**DIRECTION**
How many lines hold the string "document"? Give only the number.

>> START MATERIALS PROVIDED

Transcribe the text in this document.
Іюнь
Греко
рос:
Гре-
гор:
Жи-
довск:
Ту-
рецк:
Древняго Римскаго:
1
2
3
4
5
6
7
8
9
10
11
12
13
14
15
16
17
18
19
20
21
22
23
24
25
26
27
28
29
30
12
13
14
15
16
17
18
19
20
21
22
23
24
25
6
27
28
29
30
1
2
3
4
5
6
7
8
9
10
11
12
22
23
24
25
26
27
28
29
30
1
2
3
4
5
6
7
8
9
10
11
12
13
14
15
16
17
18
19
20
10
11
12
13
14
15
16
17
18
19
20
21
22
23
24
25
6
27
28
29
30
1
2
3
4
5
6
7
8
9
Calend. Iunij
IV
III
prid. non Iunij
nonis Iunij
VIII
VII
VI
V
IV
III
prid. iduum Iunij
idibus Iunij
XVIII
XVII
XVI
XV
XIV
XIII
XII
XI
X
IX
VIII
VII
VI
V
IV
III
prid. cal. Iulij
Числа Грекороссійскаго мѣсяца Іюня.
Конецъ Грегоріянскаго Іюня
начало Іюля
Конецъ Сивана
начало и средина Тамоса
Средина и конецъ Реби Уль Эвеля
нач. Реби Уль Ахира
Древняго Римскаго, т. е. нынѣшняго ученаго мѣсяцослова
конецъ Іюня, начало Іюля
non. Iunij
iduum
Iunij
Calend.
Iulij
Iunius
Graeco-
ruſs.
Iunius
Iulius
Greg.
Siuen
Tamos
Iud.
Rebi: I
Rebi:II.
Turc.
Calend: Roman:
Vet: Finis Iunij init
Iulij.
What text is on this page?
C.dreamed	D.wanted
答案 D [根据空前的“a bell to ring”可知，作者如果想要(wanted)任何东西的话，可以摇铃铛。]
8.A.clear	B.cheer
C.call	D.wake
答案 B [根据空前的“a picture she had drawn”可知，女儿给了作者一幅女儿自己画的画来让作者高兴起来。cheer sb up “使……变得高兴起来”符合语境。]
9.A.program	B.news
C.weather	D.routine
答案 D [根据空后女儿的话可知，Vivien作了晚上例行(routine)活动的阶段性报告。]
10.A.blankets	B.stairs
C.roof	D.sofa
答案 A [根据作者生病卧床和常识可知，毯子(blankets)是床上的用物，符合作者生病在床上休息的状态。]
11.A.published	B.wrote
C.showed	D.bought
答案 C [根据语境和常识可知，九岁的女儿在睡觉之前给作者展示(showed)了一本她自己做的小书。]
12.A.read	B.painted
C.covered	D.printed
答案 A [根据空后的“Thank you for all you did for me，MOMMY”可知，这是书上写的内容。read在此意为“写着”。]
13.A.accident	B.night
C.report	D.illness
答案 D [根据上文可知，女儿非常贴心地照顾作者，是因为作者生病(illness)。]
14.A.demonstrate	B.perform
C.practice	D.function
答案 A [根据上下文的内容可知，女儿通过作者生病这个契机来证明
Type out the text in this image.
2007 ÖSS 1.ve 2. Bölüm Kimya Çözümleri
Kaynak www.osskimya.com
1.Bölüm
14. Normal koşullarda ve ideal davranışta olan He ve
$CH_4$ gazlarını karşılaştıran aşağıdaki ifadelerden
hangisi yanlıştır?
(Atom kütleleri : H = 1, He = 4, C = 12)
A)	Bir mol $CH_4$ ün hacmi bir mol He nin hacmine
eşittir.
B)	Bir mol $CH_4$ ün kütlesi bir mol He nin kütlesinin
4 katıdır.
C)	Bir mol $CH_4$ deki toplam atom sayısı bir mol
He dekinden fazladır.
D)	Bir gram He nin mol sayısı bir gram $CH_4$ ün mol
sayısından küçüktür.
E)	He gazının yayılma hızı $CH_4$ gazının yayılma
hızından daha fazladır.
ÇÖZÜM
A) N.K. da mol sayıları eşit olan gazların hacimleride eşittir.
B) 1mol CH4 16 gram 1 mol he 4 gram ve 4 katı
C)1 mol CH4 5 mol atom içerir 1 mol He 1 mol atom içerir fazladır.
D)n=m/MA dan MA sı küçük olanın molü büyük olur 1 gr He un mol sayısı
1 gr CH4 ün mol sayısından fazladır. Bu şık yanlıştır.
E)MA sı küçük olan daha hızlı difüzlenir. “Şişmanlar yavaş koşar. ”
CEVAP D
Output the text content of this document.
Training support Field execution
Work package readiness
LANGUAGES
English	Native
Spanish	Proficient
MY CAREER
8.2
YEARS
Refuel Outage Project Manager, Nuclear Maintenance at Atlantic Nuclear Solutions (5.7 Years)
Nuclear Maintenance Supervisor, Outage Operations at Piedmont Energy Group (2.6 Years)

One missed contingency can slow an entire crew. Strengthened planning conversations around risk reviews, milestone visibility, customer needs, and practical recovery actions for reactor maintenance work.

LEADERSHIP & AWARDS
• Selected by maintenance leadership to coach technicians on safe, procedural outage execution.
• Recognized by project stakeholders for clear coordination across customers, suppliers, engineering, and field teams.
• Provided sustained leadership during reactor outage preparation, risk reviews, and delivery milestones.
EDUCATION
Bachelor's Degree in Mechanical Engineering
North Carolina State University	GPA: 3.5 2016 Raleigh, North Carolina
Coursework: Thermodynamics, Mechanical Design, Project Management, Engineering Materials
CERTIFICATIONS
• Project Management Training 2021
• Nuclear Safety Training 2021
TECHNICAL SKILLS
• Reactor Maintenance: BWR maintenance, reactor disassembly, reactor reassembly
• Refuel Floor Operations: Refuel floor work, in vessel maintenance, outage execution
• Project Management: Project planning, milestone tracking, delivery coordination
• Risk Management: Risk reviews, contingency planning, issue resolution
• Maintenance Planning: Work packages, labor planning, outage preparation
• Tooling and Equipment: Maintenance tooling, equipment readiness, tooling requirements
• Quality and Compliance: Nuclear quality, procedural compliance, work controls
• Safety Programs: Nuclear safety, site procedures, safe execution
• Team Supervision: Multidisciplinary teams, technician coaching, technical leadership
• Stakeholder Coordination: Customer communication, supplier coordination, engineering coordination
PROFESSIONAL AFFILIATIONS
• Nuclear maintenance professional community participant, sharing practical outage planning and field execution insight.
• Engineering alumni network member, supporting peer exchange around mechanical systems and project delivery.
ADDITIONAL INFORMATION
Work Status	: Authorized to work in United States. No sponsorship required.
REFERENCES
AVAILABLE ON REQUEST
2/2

>> END MATERIALS PROVIDED

**FINAL ANSWER**
2